### Your task
Look through the records below, count the lines with the word "görülmektedir", and reply with only the number.

### Material provided
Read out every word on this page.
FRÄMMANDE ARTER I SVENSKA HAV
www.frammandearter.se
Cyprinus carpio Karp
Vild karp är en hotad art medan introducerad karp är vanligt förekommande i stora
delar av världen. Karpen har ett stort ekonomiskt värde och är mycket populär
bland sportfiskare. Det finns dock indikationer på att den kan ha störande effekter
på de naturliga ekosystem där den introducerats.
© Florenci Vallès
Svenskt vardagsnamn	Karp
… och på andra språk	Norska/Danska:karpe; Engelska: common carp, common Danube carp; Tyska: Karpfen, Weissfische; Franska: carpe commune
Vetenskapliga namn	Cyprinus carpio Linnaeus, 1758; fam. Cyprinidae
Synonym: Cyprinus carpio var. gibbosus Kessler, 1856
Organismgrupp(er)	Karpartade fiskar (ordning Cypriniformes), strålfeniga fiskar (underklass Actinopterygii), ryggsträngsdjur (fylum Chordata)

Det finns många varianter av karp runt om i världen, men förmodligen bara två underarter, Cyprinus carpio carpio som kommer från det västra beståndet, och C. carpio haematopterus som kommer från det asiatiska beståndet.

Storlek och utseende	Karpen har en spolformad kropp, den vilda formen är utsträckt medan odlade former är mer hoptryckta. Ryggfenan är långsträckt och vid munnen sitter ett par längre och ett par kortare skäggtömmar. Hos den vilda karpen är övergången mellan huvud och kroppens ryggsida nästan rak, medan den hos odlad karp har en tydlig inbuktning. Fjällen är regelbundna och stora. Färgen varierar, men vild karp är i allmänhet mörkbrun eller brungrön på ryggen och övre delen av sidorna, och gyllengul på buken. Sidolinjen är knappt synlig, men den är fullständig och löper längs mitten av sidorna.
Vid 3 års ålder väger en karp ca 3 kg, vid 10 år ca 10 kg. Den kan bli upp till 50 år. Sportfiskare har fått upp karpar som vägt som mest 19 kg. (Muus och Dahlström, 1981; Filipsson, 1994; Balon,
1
* * *
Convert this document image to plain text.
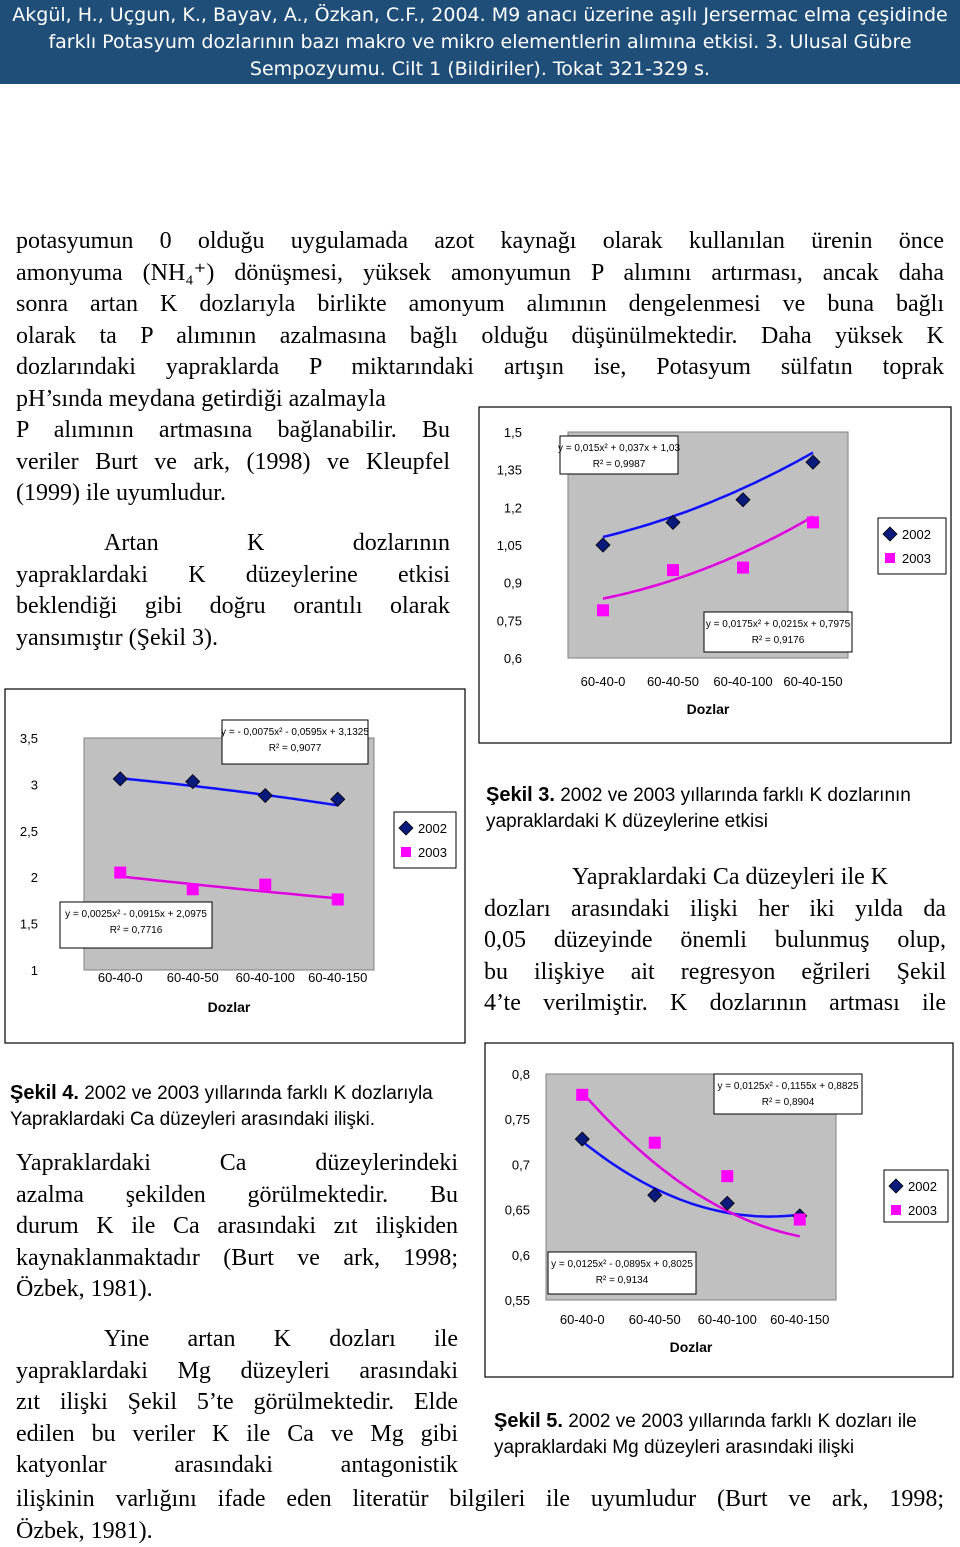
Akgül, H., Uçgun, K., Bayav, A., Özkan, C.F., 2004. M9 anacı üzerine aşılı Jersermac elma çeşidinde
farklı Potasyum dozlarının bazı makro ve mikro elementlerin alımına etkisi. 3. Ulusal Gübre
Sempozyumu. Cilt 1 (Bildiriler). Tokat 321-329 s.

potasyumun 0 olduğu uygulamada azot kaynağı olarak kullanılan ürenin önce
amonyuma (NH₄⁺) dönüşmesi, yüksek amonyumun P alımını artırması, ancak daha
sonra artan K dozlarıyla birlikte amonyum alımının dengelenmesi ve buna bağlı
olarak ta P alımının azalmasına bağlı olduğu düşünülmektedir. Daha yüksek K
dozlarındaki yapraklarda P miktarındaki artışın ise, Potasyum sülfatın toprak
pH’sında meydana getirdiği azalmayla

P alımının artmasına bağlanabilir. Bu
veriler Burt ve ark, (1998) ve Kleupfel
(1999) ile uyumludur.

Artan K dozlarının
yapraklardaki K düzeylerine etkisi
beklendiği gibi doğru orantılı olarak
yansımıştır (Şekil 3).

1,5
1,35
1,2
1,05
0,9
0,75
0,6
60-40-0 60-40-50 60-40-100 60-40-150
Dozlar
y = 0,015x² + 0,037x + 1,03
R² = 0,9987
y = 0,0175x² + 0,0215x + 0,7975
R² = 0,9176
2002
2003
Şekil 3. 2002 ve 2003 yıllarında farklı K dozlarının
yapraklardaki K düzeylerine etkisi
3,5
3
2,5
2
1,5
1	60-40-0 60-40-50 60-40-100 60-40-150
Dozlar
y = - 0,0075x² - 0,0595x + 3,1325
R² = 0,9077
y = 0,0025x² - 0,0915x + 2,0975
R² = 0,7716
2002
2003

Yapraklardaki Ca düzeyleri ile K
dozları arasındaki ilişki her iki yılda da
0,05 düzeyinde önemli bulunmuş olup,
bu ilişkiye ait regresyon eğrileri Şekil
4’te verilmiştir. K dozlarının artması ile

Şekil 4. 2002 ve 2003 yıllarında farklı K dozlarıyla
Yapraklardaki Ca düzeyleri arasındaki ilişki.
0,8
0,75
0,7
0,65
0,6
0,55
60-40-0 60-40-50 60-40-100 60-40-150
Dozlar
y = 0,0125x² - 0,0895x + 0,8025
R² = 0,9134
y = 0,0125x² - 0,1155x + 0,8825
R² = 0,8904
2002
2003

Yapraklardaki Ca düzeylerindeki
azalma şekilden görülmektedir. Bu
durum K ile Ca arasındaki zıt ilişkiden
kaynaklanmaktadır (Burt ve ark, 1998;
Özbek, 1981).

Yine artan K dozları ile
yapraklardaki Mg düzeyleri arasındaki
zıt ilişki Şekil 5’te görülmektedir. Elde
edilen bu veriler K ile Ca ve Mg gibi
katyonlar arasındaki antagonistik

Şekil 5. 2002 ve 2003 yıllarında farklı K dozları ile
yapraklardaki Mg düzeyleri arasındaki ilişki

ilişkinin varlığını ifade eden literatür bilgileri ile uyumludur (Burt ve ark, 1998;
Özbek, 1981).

### Result below
2